### GOAL OF THE EXERCISE
Print all the data, keeping every line exactly as it is.

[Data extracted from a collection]
━━━━━━━━━━━━━━━━━━━━

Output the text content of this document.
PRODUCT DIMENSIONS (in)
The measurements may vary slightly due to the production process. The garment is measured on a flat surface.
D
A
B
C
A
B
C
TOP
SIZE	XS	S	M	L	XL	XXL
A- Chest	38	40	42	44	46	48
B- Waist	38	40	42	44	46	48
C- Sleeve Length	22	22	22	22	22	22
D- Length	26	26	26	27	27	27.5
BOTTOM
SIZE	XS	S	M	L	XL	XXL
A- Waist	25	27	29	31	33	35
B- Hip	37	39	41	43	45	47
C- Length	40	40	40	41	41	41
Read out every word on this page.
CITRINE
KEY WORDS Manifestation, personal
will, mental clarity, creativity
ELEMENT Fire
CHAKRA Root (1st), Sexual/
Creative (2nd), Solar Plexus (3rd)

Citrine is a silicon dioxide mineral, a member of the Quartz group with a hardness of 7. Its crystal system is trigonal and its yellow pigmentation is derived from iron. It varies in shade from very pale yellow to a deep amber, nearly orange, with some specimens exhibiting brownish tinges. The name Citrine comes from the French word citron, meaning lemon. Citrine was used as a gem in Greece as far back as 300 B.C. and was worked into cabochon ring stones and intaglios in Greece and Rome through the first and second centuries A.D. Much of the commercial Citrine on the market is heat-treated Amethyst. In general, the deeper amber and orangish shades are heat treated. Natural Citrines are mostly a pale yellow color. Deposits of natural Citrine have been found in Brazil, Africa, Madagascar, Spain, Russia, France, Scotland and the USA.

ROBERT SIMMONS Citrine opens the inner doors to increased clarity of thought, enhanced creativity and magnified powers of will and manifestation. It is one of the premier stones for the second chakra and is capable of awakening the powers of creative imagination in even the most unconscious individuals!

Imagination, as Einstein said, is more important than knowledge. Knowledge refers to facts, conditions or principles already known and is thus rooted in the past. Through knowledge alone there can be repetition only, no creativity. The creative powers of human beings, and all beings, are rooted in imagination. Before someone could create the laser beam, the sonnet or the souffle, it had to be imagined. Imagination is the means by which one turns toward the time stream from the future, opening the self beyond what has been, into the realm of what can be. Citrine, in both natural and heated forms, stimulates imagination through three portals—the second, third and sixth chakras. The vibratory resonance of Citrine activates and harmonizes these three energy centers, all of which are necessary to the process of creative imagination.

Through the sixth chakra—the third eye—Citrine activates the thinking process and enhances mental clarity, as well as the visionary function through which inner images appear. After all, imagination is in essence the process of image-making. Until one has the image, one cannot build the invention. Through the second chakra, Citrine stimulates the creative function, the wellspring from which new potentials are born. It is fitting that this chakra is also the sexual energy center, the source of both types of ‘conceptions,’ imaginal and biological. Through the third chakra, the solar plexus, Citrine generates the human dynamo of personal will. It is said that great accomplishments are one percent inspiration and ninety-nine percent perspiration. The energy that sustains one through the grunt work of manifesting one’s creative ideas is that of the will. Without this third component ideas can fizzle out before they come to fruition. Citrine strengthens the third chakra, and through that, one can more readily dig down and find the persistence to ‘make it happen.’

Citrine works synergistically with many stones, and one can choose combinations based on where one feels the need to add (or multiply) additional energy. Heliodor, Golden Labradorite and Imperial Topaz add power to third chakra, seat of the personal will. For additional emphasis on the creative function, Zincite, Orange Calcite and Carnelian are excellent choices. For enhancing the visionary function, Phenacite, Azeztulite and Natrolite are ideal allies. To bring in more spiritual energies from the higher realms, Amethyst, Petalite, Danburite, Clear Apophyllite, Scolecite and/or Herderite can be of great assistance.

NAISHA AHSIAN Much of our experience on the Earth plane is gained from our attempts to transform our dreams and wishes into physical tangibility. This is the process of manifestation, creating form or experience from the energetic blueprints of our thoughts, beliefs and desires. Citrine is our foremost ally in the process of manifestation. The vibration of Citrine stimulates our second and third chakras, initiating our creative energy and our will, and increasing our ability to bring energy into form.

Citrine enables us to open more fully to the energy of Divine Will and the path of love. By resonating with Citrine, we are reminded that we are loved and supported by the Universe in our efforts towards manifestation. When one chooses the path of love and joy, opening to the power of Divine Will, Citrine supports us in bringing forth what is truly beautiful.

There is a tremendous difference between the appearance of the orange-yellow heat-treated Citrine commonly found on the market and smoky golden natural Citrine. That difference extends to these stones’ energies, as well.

━━━━━━━━━━━━━━━━━━━━

### TASK ANSWER
Output the text content of this document.
PRODUCT DIMENSIONS (in)
The measurements may vary slightly due to the production process. The garment is measured on a flat surface.
D
A
B
C
A
B
C
TOP
SIZE	XS	S	M	L	XL	XXL
A- Chest	38	40	42	44	46	48
B- Waist	38	40	42	44	46	48
C- Sleeve Length	22	22	22	22	22	22
D- Length	26	26	26	27	27	27.5
BOTTOM
SIZE	XS	S	M	L	XL	XXL
A- Waist	25	27	29	31	33	35
B- Hip	37	39	41	43	45	47
C- Length	40	40	40	41	41	41
Read out every word on this page.
CITRINE
KEY WORDS Manifestation, personal
will, mental clarity, creativity
ELEMENT Fire
CHAKRA Root (1st), Sexual/
Creative (2nd), Solar Plexus (3rd)

Citrine is a silicon dioxide mineral, a member of the Quartz group with a hardness of 7. Its crystal system is trigonal and its yellow pigmentation is derived from iron. It varies in shade from very pale yellow to a deep amber, nearly orange, with some specimens exhibiting brownish tinges. The name Citrine comes from the French word citron, meaning lemon. Citrine was used as a gem in Greece as far back as 300 B.C. and was worked into cabochon ring stones and intaglios in Greece and Rome through the first and second centuries A.D. Much of the commercial Citrine on the market is heat-treated Amethyst. In general, the deeper amber and orangish shades are heat treated. Natural Citrines are mostly a pale yellow color. Deposits of natural Citrine have been found in Brazil, Africa, Madagascar, Spain, Russia, France, Scotland and the USA.

ROBERT SIMMONS Citrine opens the inner doors to increased clarity of thought, enhanced creativity and magnified powers of will and manifestation. It is one of the premier stones for the second chakra and is capable of awakening the powers of creative imagination in even the most unconscious individuals!

Imagination, as Einstein said, is more important than knowledge. Knowledge refers to facts, conditions or principles already known and is thus rooted in the past. Through knowledge alone there can be repetition only, no creativity. The creative powers of human beings, and all beings, are rooted in imagination. Before someone could create the laser beam, the sonnet or the souffle, it had to be imagined. Imagination is the means by which one turns toward the time stream from the future, opening the self beyond what has been, into the realm of what can be. Citrine, in both natural and heated forms, stimulates imagination through three portals—the second, third and sixth chakras. The vibratory resonance of Citrine activates and harmonizes these three energy centers, all of which are necessary to the process of creative imagination.

Through the sixth chakra—the third eye—Citrine activates the thinking process and enhances mental clarity, as well as the visionary function through which inner images appear. After all, imagination is in essence the process of image-making. Until one has the image, one cannot build the invention. Through the second chakra, Citrine stimulates the creative function, the wellspring from which new potentials are born. It is fitting that this chakra is also the sexual energy center, the source of both types of ‘conceptions,’ imaginal and biological. Through the third chakra, the solar plexus, Citrine generates the human dynamo of personal will. It is said that great accomplishments are one percent inspiration and ninety-nine percent perspiration. The energy that sustains one through the grunt work of manifesting one’s creative ideas is that of the will. Without this third component ideas can fizzle out before they come to fruition. Citrine strengthens the third chakra, and through that, one can more readily dig down and find the persistence to ‘make it happen.’

Citrine works synergistically with many stones, and one can choose combinations based on where one feels the need to add (or multiply) additional energy. Heliodor, Golden Labradorite and Imperial Topaz add power to third chakra, seat of the personal will. For additional emphasis on the creative function, Zincite, Orange Calcite and Carnelian are excellent choices. For enhancing the visionary function, Phenacite, Azeztulite and Natrolite are ideal allies. To bring in more spiritual energies from the higher realms, Amethyst, Petalite, Danburite, Clear Apophyllite, Scolecite and/or Herderite can be of great assistance.

NAISHA AHSIAN Much of our experience on the Earth plane is gained from our attempts to transform our dreams and wishes into physical tangibility. This is the process of manifestation, creating form or experience from the energetic blueprints of our thoughts, beliefs and desires. Citrine is our foremost ally in the process of manifestation. The vibration of Citrine stimulates our second and third chakras, initiating our creative energy and our will, and increasing our ability to bring energy into form.

Citrine enables us to open more fully to the energy of Divine Will and the path of love. By resonating with Citrine, we are reminded that we are loved and supported by the Universe in our efforts towards manifestation. When one chooses the path of love and joy, opening to the power of Divine Will, Citrine supports us in bringing forth what is truly beautiful.

There is a tremendous difference between the appearance of the orange-yellow heat-treated Citrine commonly found on the market and smoky golden natural Citrine. That difference extends to these stones’ energies, as well.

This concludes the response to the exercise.